REQUIREMENTS: Return the listing below unchanged, minus its pictures.

(Data listing)
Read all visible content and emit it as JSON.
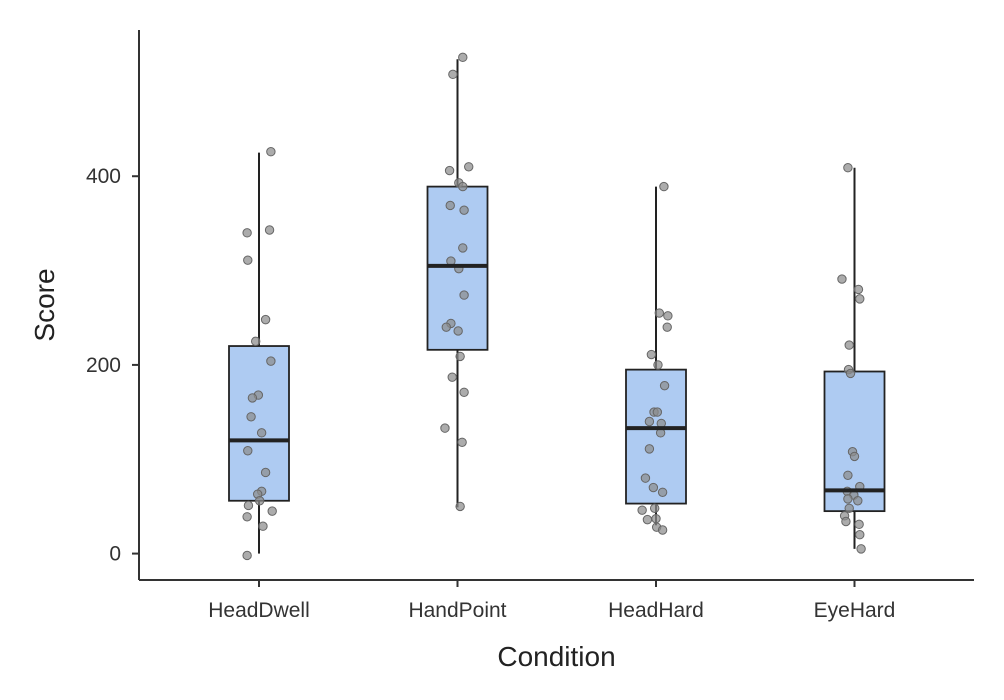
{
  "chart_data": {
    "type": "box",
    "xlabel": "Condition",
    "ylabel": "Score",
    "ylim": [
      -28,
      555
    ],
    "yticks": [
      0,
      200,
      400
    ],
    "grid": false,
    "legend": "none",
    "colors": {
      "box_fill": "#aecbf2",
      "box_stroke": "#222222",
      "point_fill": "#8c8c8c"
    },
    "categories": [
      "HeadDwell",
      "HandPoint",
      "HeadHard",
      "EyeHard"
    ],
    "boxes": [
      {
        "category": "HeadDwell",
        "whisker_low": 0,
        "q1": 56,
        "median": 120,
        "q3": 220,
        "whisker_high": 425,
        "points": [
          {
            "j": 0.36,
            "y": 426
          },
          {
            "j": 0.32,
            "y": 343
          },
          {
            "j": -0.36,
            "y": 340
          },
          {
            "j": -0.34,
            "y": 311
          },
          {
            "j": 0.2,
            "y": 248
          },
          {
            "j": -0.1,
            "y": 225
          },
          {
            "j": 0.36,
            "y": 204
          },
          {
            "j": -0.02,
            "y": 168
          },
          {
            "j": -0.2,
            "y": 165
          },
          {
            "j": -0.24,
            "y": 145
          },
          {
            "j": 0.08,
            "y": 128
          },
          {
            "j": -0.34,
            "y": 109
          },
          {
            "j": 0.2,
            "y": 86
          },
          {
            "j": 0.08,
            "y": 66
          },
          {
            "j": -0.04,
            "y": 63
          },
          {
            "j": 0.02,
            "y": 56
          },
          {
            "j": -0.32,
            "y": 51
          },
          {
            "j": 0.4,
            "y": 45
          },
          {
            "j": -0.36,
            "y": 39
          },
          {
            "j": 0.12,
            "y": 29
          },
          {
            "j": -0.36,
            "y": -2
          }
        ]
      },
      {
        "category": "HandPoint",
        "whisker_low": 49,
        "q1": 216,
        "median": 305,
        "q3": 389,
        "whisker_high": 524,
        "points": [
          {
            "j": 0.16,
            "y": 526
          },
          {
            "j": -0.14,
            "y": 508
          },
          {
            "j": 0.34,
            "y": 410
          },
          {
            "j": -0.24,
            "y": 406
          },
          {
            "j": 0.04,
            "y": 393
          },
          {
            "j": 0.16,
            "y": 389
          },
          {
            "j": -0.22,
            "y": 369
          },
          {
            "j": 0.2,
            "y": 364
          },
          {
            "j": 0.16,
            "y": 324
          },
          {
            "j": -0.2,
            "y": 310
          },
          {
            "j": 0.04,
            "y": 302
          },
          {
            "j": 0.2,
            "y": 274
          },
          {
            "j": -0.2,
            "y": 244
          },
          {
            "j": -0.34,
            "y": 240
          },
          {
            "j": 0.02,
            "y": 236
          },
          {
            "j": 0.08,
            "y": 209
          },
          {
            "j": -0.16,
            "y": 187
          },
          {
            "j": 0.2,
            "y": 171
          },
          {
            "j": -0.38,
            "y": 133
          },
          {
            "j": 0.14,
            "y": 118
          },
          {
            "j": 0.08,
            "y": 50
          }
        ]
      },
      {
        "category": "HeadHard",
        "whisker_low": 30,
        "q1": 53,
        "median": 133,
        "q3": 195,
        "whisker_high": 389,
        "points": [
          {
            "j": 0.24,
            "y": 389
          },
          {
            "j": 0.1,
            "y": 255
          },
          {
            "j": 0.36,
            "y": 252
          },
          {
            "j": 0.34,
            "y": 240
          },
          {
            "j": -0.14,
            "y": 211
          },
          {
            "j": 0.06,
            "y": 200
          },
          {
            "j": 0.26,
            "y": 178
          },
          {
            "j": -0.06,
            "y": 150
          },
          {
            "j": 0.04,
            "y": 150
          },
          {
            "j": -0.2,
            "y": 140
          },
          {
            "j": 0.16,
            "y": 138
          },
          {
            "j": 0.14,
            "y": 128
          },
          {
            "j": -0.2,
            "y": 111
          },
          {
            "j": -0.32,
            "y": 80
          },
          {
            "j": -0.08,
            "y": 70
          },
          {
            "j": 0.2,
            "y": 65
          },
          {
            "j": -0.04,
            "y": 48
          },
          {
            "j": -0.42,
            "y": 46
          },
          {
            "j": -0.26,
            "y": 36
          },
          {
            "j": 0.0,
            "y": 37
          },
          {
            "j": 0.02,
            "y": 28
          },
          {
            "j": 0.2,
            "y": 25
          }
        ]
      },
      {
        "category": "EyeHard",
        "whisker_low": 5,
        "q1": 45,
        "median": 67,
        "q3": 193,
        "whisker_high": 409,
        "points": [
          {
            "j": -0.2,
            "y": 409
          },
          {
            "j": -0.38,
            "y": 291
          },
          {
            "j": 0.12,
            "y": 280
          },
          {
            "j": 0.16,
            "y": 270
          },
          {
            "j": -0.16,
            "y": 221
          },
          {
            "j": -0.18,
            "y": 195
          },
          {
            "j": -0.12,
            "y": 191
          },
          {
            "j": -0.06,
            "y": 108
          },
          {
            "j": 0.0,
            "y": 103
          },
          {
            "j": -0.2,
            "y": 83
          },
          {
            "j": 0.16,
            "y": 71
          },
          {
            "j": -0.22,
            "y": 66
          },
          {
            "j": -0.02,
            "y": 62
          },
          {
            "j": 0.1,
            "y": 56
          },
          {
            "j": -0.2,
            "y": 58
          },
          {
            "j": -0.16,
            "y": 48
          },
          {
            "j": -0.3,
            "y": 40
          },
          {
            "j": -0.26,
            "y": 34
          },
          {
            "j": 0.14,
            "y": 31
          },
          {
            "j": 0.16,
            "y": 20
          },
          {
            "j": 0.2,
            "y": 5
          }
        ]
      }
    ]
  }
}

TASK OUTPUT:
Read all visible content and emit it as JSON.
{
  "chart_data": {
    "type": "box",
    "xlabel": "Condition",
    "ylabel": "Score",
    "ylim": [
      -28,
      555
    ],
    "yticks": [
      0,
      200,
      400
    ],
    "grid": false,
    "legend": "none",
    "colors": {
      "box_fill": "#aecbf2",
      "box_stroke": "#222222",
      "point_fill": "#8c8c8c"
    },
    "categories": [
      "HeadDwell",
      "HandPoint",
      "HeadHard",
      "EyeHard"
    ],
    "boxes": [
      {
        "category": "HeadDwell",
        "whisker_low": 0,
        "q1": 56,
        "median": 120,
        "q3": 220,
        "whisker_high": 425,
        "points": [
          {
            "j": 0.36,
            "y": 426
          },
          {
            "j": 0.32,
            "y": 343
          },
          {
            "j": -0.36,
            "y": 340
          },
          {
            "j": -0.34,
            "y": 311
          },
          {
            "j": 0.2,
            "y": 248
          },
          {
            "j": -0.1,
            "y": 225
          },
          {
            "j": 0.36,
            "y": 204
          },
          {
            "j": -0.02,
            "y": 168
          },
          {
            "j": -0.2,
            "y": 165
          },
          {
            "j": -0.24,
            "y": 145
          },
          {
            "j": 0.08,
            "y": 128
          },
          {
            "j": -0.34,
            "y": 109
          },
          {
            "j": 0.2,
            "y": 86
          },
          {
            "j": 0.08,
            "y": 66
          },
          {
            "j": -0.04,
            "y": 63
          },
          {
            "j": 0.02,
            "y": 56
          },
          {
            "j": -0.32,
            "y": 51
          },
          {
            "j": 0.4,
            "y": 45
          },
          {
            "j": -0.36,
            "y": 39
          },
          {
            "j": 0.12,
            "y": 29
          },
          {
            "j": -0.36,
            "y": -2
          }
        ]
      },
      {
        "category": "HandPoint",
        "whisker_low": 49,
        "q1": 216,
        "median": 305,
        "q3": 389,
        "whisker_high": 524,
        "points": [
          {
            "j": 0.16,
            "y": 526
          },
          {
            "j": -0.14,
            "y": 508
          },
          {
            "j": 0.34,
            "y": 410
          },
          {
            "j": -0.24,
            "y": 406
          },
          {
            "j": 0.04,
            "y": 393
          },
          {
            "j": 0.16,
            "y": 389
          },
          {
            "j": -0.22,
            "y": 369
          },
          {
            "j": 0.2,
            "y": 364
          },
          {
            "j": 0.16,
            "y": 324
          },
          {
            "j": -0.2,
            "y": 310
          },
          {
            "j": 0.04,
            "y": 302
          },
          {
            "j": 0.2,
            "y": 274
          },
          {
            "j": -0.2,
            "y": 244
          },
          {
            "j": -0.34,
            "y": 240
          },
          {
            "j": 0.02,
            "y": 236
          },
          {
            "j": 0.08,
            "y": 209
          },
          {
            "j": -0.16,
            "y": 187
          },
          {
            "j": 0.2,
            "y": 171
          },
          {
            "j": -0.38,
            "y": 133
          },
          {
            "j": 0.14,
            "y": 118
          },
          {
            "j": 0.08,
            "y": 50
          }
        ]
      },
      {
        "category": "HeadHard",
        "whisker_low": 30,
        "q1": 53,
        "median": 133,
        "q3": 195,
        "whisker_high": 389,
        "points": [
          {
            "j": 0.24,
            "y": 389
          },
          {
            "j": 0.1,
            "y": 255
          },
          {
            "j": 0.36,
            "y": 252
          },
          {
            "j": 0.34,
            "y": 240
          },
          {
            "j": -0.14,
            "y": 211
          },
          {
            "j": 0.06,
            "y": 200
          },
          {
            "j": 0.26,
            "y": 178
          },
          {
            "j": -0.06,
            "y": 150
          },
          {
            "j": 0.04,
            "y": 150
          },
          {
            "j": -0.2,
            "y": 140
          },
          {
            "j": 0.16,
            "y": 138
          },
          {
            "j": 0.14,
            "y": 128
          },
          {
            "j": -0.2,
            "y": 111
          },
          {
            "j": -0.32,
            "y": 80
          },
          {
            "j": -0.08,
            "y": 70
          },
          {
            "j": 0.2,
            "y": 65
          },
          {
            "j": -0.04,
            "y": 48
          },
          {
            "j": -0.42,
            "y": 46
          },
          {
            "j": -0.26,
            "y": 36
          },
          {
            "j": 0.0,
            "y": 37
          },
          {
            "j": 0.02,
            "y": 28
          },
          {
            "j": 0.2,
            "y": 25
          }
        ]
      },
      {
        "category": "EyeHard",
        "whisker_low": 5,
        "q1": 45,
        "median": 67,
        "q3": 193,
        "whisker_high": 409,
        "points": [
          {
            "j": -0.2,
            "y": 409
          },
          {
            "j": -0.38,
            "y": 291
          },
          {
            "j": 0.12,
            "y": 280
          },
          {
            "j": 0.16,
            "y": 270
          },
          {
            "j": -0.16,
            "y": 221
          },
          {
            "j": -0.18,
            "y": 195
          },
          {
            "j": -0.12,
            "y": 191
          },
          {
            "j": -0.06,
            "y": 108
          },
          {
            "j": 0.0,
            "y": 103
          },
          {
            "j": -0.2,
            "y": 83
          },
          {
            "j": 0.16,
            "y": 71
          },
          {
            "j": -0.22,
            "y": 66
          },
          {
            "j": -0.02,
            "y": 62
          },
          {
            "j": 0.1,
            "y": 56
          },
          {
            "j": -0.2,
            "y": 58
          },
          {
            "j": -0.16,
            "y": 48
          },
          {
            "j": -0.3,
            "y": 40
          },
          {
            "j": -0.26,
            "y": 34
          },
          {
            "j": 0.14,
            "y": 31
          },
          {
            "j": 0.16,
            "y": 20
          },
          {
            "j": 0.2,
            "y": 5
          }
        ]
      }
    ]
  }
}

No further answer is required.